** BEGIN Records for this task **

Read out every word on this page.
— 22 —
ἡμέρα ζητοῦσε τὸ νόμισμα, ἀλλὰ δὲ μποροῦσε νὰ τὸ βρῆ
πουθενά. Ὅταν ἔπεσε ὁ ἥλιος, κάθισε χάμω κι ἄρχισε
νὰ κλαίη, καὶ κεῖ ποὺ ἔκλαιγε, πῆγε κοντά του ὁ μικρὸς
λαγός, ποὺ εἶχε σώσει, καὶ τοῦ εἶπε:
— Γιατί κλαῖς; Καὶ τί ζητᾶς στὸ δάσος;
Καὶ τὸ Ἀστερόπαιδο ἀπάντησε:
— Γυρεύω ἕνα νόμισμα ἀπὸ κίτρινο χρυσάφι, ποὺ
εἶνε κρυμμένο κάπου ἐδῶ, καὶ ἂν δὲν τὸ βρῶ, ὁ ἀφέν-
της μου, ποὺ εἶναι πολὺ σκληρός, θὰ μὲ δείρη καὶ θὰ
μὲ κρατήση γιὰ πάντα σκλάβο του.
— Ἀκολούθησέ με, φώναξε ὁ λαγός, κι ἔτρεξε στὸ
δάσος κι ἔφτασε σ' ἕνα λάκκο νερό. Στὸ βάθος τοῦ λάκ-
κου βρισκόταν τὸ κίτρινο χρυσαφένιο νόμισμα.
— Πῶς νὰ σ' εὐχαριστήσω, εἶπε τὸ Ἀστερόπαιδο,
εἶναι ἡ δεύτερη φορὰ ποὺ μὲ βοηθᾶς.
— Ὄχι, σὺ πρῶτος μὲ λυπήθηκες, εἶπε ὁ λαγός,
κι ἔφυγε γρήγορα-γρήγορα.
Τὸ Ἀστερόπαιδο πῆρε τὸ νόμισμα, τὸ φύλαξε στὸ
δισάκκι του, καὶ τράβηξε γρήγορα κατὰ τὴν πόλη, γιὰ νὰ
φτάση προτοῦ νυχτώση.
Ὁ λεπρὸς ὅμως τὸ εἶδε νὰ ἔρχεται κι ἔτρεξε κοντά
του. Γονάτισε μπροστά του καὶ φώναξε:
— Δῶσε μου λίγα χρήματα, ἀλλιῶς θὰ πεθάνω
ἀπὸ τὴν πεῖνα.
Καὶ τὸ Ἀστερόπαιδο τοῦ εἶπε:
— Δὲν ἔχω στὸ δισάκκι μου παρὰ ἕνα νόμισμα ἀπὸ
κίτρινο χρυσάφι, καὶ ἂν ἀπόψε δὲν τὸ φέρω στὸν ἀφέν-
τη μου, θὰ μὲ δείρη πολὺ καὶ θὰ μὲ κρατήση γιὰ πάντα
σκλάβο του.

** END Records for this task **

Each line of the material should be duplicated exactly, please.

**Answer to the task**
Read out every word on this page.
— 22 —
ἡμέρα ζητοῦσε τὸ νόμισμα, ἀλλὰ δὲ μποροῦσε νὰ τὸ βρῆ
πουθενά. Ὅταν ἔπεσε ὁ ἥλιος, κάθισε χάμω κι ἄρχισε
νὰ κλαίη, καὶ κεῖ ποὺ ἔκλαιγε, πῆγε κοντά του ὁ μικρὸς
λαγός, ποὺ εἶχε σώσει, καὶ τοῦ εἶπε:
— Γιατί κλαῖς; Καὶ τί ζητᾶς στὸ δάσος;
Καὶ τὸ Ἀστερόπαιδο ἀπάντησε:
— Γυρεύω ἕνα νόμισμα ἀπὸ κίτρινο χρυσάφι, ποὺ
εἶνε κρυμμένο κάπου ἐδῶ, καὶ ἂν δὲν τὸ βρῶ, ὁ ἀφέν-
της μου, ποὺ εἶναι πολὺ σκληρός, θὰ μὲ δείρη καὶ θὰ
μὲ κρατήση γιὰ πάντα σκλάβο του.
— Ἀκολούθησέ με, φώναξε ὁ λαγός, κι ἔτρεξε στὸ
δάσος κι ἔφτασε σ' ἕνα λάκκο νερό. Στὸ βάθος τοῦ λάκ-
κου βρισκόταν τὸ κίτρινο χρυσαφένιο νόμισμα.
— Πῶς νὰ σ' εὐχαριστήσω, εἶπε τὸ Ἀστερόπαιδο,
εἶναι ἡ δεύτερη φορὰ ποὺ μὲ βοηθᾶς.
— Ὄχι, σὺ πρῶτος μὲ λυπήθηκες, εἶπε ὁ λαγός,
κι ἔφυγε γρήγορα-γρήγορα.
Τὸ Ἀστερόπαιδο πῆρε τὸ νόμισμα, τὸ φύλαξε στὸ
δισάκκι του, καὶ τράβηξε γρήγορα κατὰ τὴν πόλη, γιὰ νὰ
φτάση προτοῦ νυχτώση.
Ὁ λεπρὸς ὅμως τὸ εἶδε νὰ ἔρχεται κι ἔτρεξε κοντά
του. Γονάτισε μπροστά του καὶ φώναξε:
— Δῶσε μου λίγα χρήματα, ἀλλιῶς θὰ πεθάνω
ἀπὸ τὴν πεῖνα.
Καὶ τὸ Ἀστερόπαιδο τοῦ εἶπε:
— Δὲν ἔχω στὸ δισάκκι μου παρὰ ἕνα νόμισμα ἀπὸ
κίτρινο χρυσάφι, καὶ ἂν ἀπόψε δὲν τὸ φέρω στὸν ἀφέν-
τη μου, θὰ μὲ δείρη πολὺ καὶ θὰ μὲ κρατήση γιὰ πάντα
σκλάβο του.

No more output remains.